* Written task *
Copy, in full, each line of the material that holds the word "Available".

* Exercise data *
►

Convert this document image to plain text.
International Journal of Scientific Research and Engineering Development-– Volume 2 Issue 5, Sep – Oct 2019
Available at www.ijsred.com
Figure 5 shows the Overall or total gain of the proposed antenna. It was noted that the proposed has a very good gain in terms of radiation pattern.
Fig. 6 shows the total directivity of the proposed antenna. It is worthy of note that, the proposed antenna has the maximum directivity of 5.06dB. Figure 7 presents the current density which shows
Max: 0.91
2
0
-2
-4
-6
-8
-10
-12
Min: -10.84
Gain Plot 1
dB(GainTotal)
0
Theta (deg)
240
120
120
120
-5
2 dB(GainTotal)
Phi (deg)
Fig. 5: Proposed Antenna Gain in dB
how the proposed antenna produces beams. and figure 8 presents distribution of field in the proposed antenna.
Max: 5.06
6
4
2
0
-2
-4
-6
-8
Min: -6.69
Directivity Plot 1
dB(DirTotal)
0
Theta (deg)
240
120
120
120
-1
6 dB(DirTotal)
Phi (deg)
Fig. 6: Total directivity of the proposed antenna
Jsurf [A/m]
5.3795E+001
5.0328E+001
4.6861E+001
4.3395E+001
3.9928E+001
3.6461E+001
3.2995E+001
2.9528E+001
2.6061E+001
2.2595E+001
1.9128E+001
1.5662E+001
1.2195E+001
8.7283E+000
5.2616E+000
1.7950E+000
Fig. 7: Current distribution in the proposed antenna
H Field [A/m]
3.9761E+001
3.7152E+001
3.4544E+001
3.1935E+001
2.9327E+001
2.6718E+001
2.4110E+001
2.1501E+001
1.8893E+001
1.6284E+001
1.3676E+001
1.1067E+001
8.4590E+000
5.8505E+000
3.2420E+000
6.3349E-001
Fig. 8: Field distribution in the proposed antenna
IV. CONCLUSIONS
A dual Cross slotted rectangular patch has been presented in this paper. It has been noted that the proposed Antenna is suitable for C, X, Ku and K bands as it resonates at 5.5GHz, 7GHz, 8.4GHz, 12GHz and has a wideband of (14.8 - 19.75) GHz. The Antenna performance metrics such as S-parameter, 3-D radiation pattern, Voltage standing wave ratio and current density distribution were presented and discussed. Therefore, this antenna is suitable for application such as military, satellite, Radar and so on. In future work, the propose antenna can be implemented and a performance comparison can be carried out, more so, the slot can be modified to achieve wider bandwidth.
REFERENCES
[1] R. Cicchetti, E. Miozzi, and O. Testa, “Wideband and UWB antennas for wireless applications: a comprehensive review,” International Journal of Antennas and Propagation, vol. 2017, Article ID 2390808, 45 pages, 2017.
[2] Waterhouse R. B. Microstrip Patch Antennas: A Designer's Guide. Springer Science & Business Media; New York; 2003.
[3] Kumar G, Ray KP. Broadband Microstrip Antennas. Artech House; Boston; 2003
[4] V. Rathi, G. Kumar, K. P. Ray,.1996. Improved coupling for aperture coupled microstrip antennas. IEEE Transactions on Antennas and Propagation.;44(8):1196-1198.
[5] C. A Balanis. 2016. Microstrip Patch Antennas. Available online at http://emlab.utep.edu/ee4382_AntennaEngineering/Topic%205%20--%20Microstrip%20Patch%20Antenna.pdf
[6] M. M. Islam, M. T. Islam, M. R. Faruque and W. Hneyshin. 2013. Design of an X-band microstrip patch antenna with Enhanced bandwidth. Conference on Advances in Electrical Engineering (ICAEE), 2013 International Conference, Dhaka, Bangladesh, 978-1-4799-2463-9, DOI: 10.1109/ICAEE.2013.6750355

◄

* Answer *
Available at www.ijsred.com
[5] C. A Balanis. 2016. Microstrip Patch Antennas. Available online at http://emlab.utep.edu/ee4382_AntennaEngineering/Topic%205%20--%20Microstrip%20Patch%20Antenna.pdf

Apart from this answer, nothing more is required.